» **Short problem**:
Give these rows again with "Property taxes" swapped for "Real estate taxes" everywhere it appears, and leave everything else unchanged. Don't include the pictures.

» **Material**:
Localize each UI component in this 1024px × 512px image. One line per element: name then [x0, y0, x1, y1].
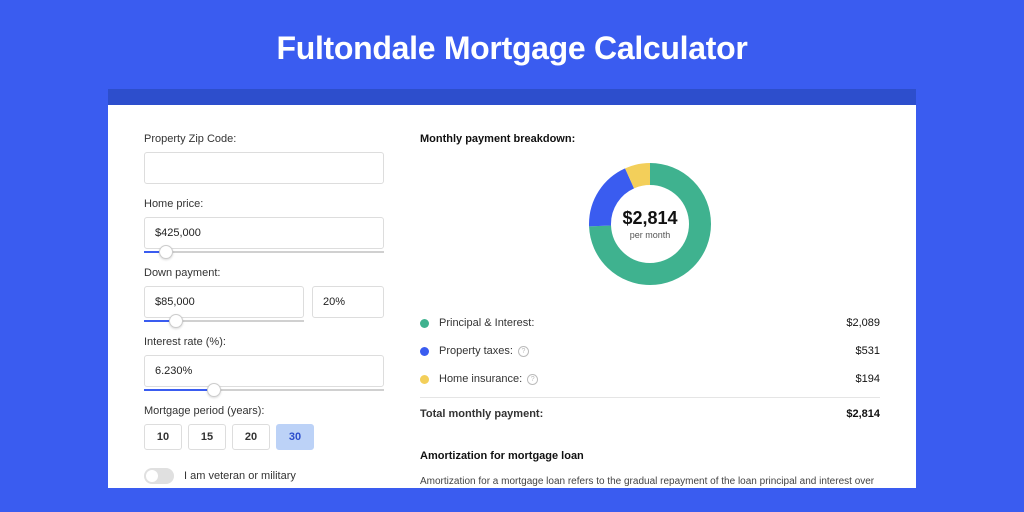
down-payment-input[interactable]: [144, 286, 304, 318]
donut-chart-wrap: $2,814 per month: [420, 159, 880, 289]
veteran-toggle-knob: [146, 470, 158, 482]
calculator-card: Property Zip Code: Home price: Down paym…: [108, 105, 916, 488]
home-price-label: Home price:: [144, 198, 384, 210]
zip-input[interactable]: [144, 152, 384, 184]
header-band: [108, 89, 916, 105]
home-price-slider-thumb[interactable]: [159, 245, 173, 259]
veteran-row: I am veteran or military: [144, 468, 384, 484]
breakdown-title: Monthly payment breakdown:: [420, 133, 880, 145]
interest-slider[interactable]: [144, 389, 384, 391]
legend-value-taxes: $531: [856, 345, 880, 357]
zip-label: Property Zip Code:: [144, 133, 384, 145]
home-price-field: Home price:: [144, 198, 384, 253]
amortization-section: Amortization for mortgage loan Amortizat…: [420, 450, 880, 488]
interest-slider-fill: [144, 389, 214, 391]
veteran-toggle[interactable]: [144, 468, 174, 484]
interest-field: Interest rate (%):: [144, 336, 384, 391]
page-title: Fultondale Mortgage Calculator: [0, 0, 1024, 89]
donut-amount: $2,814: [622, 208, 677, 229]
donut-chart: $2,814 per month: [585, 159, 715, 289]
legend-dot-insurance: [420, 375, 429, 384]
donut-sub: per month: [630, 230, 671, 240]
veteran-label: I am veteran or military: [184, 470, 296, 482]
legend-row-insurance: Home insurance: ? $194: [420, 365, 880, 393]
down-payment-slider[interactable]: [144, 320, 304, 322]
breakdown-column: Monthly payment breakdown: $2,814 per mo…: [420, 133, 880, 488]
amortization-text: Amortization for a mortgage loan refers …: [420, 474, 880, 488]
info-icon[interactable]: ?: [527, 374, 538, 385]
home-price-slider[interactable]: [144, 251, 384, 253]
legend-row-principal: Principal & Interest: $2,089: [420, 309, 880, 337]
input-column: Property Zip Code: Home price: Down paym…: [144, 133, 384, 488]
amortization-title: Amortization for mortgage loan: [420, 450, 880, 462]
legend-label-taxes: Property taxes:: [439, 345, 513, 357]
down-payment-field: Down payment:: [144, 267, 384, 322]
period-btn-20[interactable]: 20: [232, 424, 270, 450]
period-label: Mortgage period (years):: [144, 405, 384, 417]
home-price-input[interactable]: [144, 217, 384, 249]
legend-dot-taxes: [420, 347, 429, 356]
donut-center: $2,814 per month: [585, 159, 715, 289]
zip-field: Property Zip Code:: [144, 133, 384, 184]
legend-value-total: $2,814: [846, 408, 880, 420]
legend-label-principal: Principal & Interest:: [439, 317, 534, 329]
period-field: Mortgage period (years): 10 15 20 30: [144, 405, 384, 450]
legend-label-total: Total monthly payment:: [420, 408, 543, 420]
period-options: 10 15 20 30: [144, 424, 384, 450]
interest-input[interactable]: [144, 355, 384, 387]
legend-label-insurance: Home insurance:: [439, 373, 522, 385]
period-btn-10[interactable]: 10: [144, 424, 182, 450]
interest-slider-thumb[interactable]: [207, 383, 221, 397]
legend-row-taxes: Property taxes: ? $531: [420, 337, 880, 365]
period-btn-30[interactable]: 30: [276, 424, 314, 450]
down-payment-pct-input[interactable]: [312, 286, 384, 318]
down-payment-label: Down payment:: [144, 267, 384, 279]
info-icon[interactable]: ?: [518, 346, 529, 357]
period-btn-15[interactable]: 15: [188, 424, 226, 450]
legend-dot-principal: [420, 319, 429, 328]
down-payment-slider-thumb[interactable]: [169, 314, 183, 328]
legend-value-principal: $2,089: [846, 317, 880, 329]
interest-label: Interest rate (%):: [144, 336, 384, 348]
legend-value-insurance: $194: [856, 373, 880, 385]
legend-row-total: Total monthly payment: $2,814: [420, 397, 880, 428]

» **The output**:
Localize each UI component in this 1024px × 512px image. One line per element: name then [x0, y0, x1, y1].
down-payment-input[interactable]: [144, 286, 304, 318]
donut-chart-wrap: $2,814 per month: [420, 159, 880, 289]
veteran-toggle-knob: [146, 470, 158, 482]
calculator-card: Property Zip Code: Home price: Down paym…: [108, 105, 916, 488]
home-price-label: Home price:: [144, 198, 384, 210]
zip-input[interactable]: [144, 152, 384, 184]
header-band: [108, 89, 916, 105]
home-price-slider-thumb[interactable]: [159, 245, 173, 259]
veteran-row: I am veteran or military: [144, 468, 384, 484]
breakdown-title: Monthly payment breakdown:: [420, 133, 880, 145]
interest-slider[interactable]: [144, 389, 384, 391]
legend-value-taxes: $531: [856, 345, 880, 357]
zip-label: Property Zip Code:: [144, 133, 384, 145]
home-price-field: Home price:: [144, 198, 384, 253]
amortization-section: Amortization for mortgage loan Amortizat…: [420, 450, 880, 488]
interest-slider-fill: [144, 389, 214, 391]
veteran-toggle[interactable]: [144, 468, 174, 484]
interest-field: Interest rate (%):: [144, 336, 384, 391]
page-title: Fultondale Mortgage Calculator: [0, 0, 1024, 89]
donut-amount: $2,814: [622, 208, 677, 229]
donut-chart: $2,814 per month: [585, 159, 715, 289]
legend-dot-insurance: [420, 375, 429, 384]
donut-sub: per month: [630, 230, 671, 240]
veteran-label: I am veteran or military: [184, 470, 296, 482]
legend-row-insurance: Home insurance: ? $194: [420, 365, 880, 393]
down-payment-slider[interactable]: [144, 320, 304, 322]
breakdown-column: Monthly payment breakdown: $2,814 per mo…: [420, 133, 880, 488]
amortization-text: Amortization for a mortgage loan refers …: [420, 474, 880, 488]
info-icon[interactable]: ?: [527, 374, 538, 385]
home-price-slider[interactable]: [144, 251, 384, 253]
legend-row-principal: Principal & Interest: $2,089: [420, 309, 880, 337]
input-column: Property Zip Code: Home price: Down paym…: [144, 133, 384, 488]
amortization-title: Amortization for mortgage loan: [420, 450, 880, 462]
legend-label-taxes: Real estate taxes:: [439, 345, 513, 357]
down-payment-field: Down payment:: [144, 267, 384, 322]
period-btn-20[interactable]: 20: [232, 424, 270, 450]
period-label: Mortgage period (years):: [144, 405, 384, 417]
home-price-input[interactable]: [144, 217, 384, 249]
legend-dot-taxes: [420, 347, 429, 356]
donut-center: $2,814 per month: [585, 159, 715, 289]
zip-field: Property Zip Code:: [144, 133, 384, 184]
legend-value-total: $2,814: [846, 408, 880, 420]
legend-label-principal: Principal & Interest:: [439, 317, 534, 329]
period-field: Mortgage period (years): 10 15 20 30: [144, 405, 384, 450]
legend-label-total: Total monthly payment:: [420, 408, 543, 420]
period-options: 10 15 20 30: [144, 424, 384, 450]
interest-input[interactable]: [144, 355, 384, 387]
legend-label-insurance: Home insurance:: [439, 373, 522, 385]
period-btn-10[interactable]: 10: [144, 424, 182, 450]
interest-slider-thumb[interactable]: [207, 383, 221, 397]
legend-row-taxes: Real estate taxes: ? $531: [420, 337, 880, 365]
period-btn-30[interactable]: 30: [276, 424, 314, 450]
down-payment-pct-input[interactable]: [312, 286, 384, 318]
down-payment-label: Down payment:: [144, 267, 384, 279]
info-icon[interactable]: ?: [518, 346, 529, 357]
period-btn-15[interactable]: 15: [188, 424, 226, 450]
legend-dot-principal: [420, 319, 429, 328]
down-payment-slider-thumb[interactable]: [169, 314, 183, 328]
legend-value-principal: $2,089: [846, 317, 880, 329]
interest-label: Interest rate (%):: [144, 336, 384, 348]
legend-value-insurance: $194: [856, 373, 880, 385]
legend-row-total: Total monthly payment: $2,814: [420, 397, 880, 428]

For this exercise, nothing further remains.